- **Выбранный текст**:
А часто бывает и так, что месяцами или годами просто не с кем поговорить! Тебе не знакомо такое?!
... Твои тома, книги, воспоминания, в том числе о русских писателях, рассуждения о России, русских — навсегда со мною. Не знаю, сколько раз их перечитывал, и продолжаю это делать, всё это так дорого и так памятно, ведь ты часто пишешь о дорогих нам людях, наших с тобою общих друзьях. Многое в них, русских делах и не только русских, ты открываешь мне заново (особенно — серебряный век). Я читаю их так, как в молодые годы читал Герцена “Былое и думы”. Но Герцен находился вдали, за рубежом, а ты — в эпицентре всех и всего!.. В свои молодые годы (с 1965 г.) я “сквозь магический кристалл” не мог представить твой нелёгкий путь и колосальную борьбу. Ещё одно изреченье: “В Россию можно только верить”.
Целую, обнимаю тебя, всех твоих:
Твой Мушни Ласуриа”.
Когда я прочитал этот роман, то был просто потрясён творческой волей, эпическим размахом, беспредельной гражданской смелостью, глубочайшими познаниями истории народов Кавказа и лирической откровенностью, которые вложил мой старый друг в эту эпохальную книгу.
То, что он прекрасный, истинный поэт не меньшего масштаба, нежели основоположники абхазской поэзии Дмитрий Гулиа и Баграт Шинкуба, я знал давно, поскольку мы трое: я, Анатолий Передреев и Фазиль Искандер — перевели первую книгу Мушни “Смерть камня”, изданную на русском языке аж в 1971 году, почти полвека тому назад! Об этой книге Вадим Кожинов в то время написал такие слова:
“Мушни не один год готовился к этому событию, он стремился и сам постигнуть великий язык, познать его поэзию, прикоснуться сердцем к Пушкину и Лермонтову. Русская поэзия обогатила абхазского поэта, решительным образом повлияла на формирование его мировоззрения, стала великим источником вдохновения, притягательным и необходимым”.
Вадим Кожинов восхитился тем, что Мушни Ласуриа “гениально перевёл на абхазский язык “Евгения Онегина” и “Мцыри”, но после них он познакомил свой народ с переводом на его язык “Нового Завета”, “Песни о Гайавате” Лонгфелло, и, может быть, самым великим и бесстрашным его деянием стало переложение на абхазский лад грузинского эпоса “Витязь в тигровой шкуре” легендарного Шота Руставели... Я называю это деяние великим, потому что летом 1992 года между Грузией и Абхазией началась кровавая война, в которой абхазский стотысячный народ победил грузинское войско, возглавляемое уголовными авторитетами Отаром Иоселиани и Тенгизом Китавани, победил к изумлению всего мира, напомнив ему библейскую историю о победе Давида над Голиафом. А если приблизить эту схватку к нашему времени, то победа Абхазии, положившей на алтарь победы жизнь многих лучших своих сыновей и дочерей, можно сравнить с победой над американскими наёмниками отрядов Фиделя Кастро, сказавших: “Родина или смерть!” Недаром эта война абхазов называется “Отечественной”. Эпоха Саакашвили, попытавшегося в 2008 году с помощью тех же американцев повторить грузинскую авантюру 1992 года в Южной Осетии, ещё не просматривалась на горизонте истории. Но Южную Осетию в кровавом августе 2008 спасли российские танки, прорвавшиеся к Цхинвалу через Рокский тоннель. У Абхазии же никаких танков не было. Она победила потому, что её народ не захотел пребывать в рабстве у грузинских уголовников, выпущенных из тюрем и переодетых в военную форму.

- **Исходные данные**:
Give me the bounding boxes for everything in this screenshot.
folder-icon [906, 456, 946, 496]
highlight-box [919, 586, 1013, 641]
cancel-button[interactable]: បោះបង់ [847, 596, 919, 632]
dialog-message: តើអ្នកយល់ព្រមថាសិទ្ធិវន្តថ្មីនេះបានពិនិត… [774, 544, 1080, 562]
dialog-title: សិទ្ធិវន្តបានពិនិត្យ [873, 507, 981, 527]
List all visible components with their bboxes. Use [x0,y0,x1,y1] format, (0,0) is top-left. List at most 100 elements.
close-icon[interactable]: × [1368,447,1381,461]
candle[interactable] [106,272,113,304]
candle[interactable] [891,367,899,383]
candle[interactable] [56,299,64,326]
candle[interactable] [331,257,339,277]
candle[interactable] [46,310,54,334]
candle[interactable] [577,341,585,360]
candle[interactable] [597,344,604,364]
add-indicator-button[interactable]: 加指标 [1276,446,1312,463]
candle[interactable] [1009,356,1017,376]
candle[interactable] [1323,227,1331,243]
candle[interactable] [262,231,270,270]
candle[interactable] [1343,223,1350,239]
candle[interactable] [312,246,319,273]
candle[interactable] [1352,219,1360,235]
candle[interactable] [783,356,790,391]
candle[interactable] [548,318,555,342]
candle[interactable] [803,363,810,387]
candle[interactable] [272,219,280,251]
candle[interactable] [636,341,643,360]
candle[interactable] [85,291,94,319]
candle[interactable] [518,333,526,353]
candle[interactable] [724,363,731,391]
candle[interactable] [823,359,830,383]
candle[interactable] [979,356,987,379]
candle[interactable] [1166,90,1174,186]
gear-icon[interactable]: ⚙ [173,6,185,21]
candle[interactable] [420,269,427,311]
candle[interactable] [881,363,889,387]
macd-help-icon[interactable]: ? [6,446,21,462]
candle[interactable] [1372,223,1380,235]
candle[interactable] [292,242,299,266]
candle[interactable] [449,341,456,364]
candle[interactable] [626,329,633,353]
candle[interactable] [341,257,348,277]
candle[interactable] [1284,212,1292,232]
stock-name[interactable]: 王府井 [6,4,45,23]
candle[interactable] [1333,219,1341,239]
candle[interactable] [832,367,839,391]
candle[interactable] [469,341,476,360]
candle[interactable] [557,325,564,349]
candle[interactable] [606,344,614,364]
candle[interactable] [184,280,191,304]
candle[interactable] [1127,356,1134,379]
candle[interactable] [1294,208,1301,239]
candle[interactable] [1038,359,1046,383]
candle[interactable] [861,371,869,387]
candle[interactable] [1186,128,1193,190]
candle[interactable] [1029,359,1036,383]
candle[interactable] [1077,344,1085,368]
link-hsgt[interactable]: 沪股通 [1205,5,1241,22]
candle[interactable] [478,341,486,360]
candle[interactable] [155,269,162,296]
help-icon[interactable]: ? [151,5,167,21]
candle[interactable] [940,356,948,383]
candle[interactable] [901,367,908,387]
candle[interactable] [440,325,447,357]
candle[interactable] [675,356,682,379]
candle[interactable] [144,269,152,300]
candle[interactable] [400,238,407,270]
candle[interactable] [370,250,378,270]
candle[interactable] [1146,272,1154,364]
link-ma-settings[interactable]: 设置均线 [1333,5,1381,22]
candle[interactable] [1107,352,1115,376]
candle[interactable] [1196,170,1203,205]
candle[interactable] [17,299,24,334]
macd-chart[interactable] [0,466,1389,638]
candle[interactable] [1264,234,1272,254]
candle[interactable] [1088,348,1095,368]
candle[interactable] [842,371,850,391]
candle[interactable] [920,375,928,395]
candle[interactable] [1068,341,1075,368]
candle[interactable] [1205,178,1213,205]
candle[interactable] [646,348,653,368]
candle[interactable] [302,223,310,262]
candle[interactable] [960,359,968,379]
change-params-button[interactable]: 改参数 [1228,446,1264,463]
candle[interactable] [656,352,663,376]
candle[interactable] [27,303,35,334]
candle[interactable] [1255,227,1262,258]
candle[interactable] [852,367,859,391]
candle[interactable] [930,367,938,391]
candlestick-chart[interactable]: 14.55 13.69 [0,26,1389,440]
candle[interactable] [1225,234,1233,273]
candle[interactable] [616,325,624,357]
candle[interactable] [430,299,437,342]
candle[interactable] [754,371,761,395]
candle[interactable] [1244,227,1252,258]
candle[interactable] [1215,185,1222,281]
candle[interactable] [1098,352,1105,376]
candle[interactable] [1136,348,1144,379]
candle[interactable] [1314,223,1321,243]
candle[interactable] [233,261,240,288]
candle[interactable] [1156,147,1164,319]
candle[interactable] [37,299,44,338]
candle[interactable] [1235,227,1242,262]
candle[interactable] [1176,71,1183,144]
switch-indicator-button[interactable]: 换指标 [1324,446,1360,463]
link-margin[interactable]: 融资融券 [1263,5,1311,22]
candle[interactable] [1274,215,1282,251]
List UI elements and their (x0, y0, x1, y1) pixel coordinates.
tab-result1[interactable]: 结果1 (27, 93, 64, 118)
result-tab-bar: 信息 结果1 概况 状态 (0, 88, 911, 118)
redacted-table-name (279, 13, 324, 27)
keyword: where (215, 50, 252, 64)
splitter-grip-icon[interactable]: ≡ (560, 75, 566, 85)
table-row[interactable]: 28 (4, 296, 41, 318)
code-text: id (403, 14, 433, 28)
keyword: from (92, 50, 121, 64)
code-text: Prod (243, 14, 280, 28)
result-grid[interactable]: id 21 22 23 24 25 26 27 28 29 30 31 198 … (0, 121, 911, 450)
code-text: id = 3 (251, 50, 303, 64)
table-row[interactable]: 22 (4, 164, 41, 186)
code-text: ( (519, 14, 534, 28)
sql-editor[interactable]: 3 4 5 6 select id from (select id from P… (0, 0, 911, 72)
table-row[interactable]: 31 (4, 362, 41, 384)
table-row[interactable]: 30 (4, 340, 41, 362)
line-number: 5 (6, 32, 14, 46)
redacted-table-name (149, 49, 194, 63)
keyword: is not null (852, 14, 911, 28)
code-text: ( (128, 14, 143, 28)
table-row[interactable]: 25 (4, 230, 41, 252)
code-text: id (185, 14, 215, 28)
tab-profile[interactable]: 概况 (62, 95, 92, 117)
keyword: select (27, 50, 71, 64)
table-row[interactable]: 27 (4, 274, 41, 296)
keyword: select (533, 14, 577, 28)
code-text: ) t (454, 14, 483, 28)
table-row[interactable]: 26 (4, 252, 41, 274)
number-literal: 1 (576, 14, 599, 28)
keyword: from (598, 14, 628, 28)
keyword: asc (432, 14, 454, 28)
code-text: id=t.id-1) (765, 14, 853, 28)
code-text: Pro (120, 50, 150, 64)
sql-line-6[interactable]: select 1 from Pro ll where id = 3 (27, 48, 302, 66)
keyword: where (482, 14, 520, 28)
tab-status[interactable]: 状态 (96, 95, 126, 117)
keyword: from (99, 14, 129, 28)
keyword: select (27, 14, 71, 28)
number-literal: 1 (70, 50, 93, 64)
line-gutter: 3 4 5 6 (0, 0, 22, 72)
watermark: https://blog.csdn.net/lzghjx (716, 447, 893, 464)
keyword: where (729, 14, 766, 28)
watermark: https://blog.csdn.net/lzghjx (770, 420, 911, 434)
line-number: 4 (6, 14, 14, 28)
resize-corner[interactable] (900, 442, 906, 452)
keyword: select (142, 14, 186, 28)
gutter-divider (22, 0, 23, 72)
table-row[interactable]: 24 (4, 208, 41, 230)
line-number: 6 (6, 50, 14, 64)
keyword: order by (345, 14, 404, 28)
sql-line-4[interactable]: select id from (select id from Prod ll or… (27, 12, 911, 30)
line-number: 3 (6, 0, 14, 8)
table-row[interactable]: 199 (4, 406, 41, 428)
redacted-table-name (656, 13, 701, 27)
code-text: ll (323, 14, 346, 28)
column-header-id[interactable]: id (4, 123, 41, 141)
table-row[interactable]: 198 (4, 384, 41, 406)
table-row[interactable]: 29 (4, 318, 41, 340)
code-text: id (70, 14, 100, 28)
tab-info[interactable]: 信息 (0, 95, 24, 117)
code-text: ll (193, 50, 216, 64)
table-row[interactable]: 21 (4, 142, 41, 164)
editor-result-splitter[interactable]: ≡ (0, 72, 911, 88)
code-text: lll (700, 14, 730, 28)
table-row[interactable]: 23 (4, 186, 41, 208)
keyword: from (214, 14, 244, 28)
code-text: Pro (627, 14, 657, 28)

- **Задания**:
A: Обнови фрагмент текста о поэте Мушни Ласуриа, начиная со слов "Когда я прочитал" и заканчивая словами "эту эпохальную книгу.": замени "творческой волей" на "творческой силой".
B: В каком году на русском языке вышла первая книга Мушни «Смерть камня», согласно тексту о поэте Мушни Ласуриа?
C: Продолжи текст о поэте Мушни Ласуриа с того места, на котором он заканчивается.

- **Ответы по заданиям**:
A:
Когда я прочитал этот роман, то был просто потрясён творческой силой, эпическим размахом, беспредельной гражданской смелостью, глубочайшими познаниями истории народов Кавказа и лирической откровенностью, которые вложил мой старый друг в эту эпохальную книгу.

B: В 1971 году.

C:
Роман в стихах Мушни Ласуриа густо населён временем и знаковыми персонажами прошедшего XX века, чья судьба так или иначе связана с трагедией Абхазии: Иосиф Сталин, Нестор Лакоба, Лаврентий Берия и Баграт Шинкуба, Борис Ельцин и Михаил Горбачёв, Эдуард Шеварднадзе и первый президент абхазского государства, его спаситель Владислав Ардзинба... Словно актёры то великой, то позорной исторической драмы, они появляются на мировой сцене по велению Мушни Ласуриа и уходят с неё... И все их поступки, все их славные и бесславные подвиги изложены талантливыми стихами, раскрывающими их человеческую и историческую сущность.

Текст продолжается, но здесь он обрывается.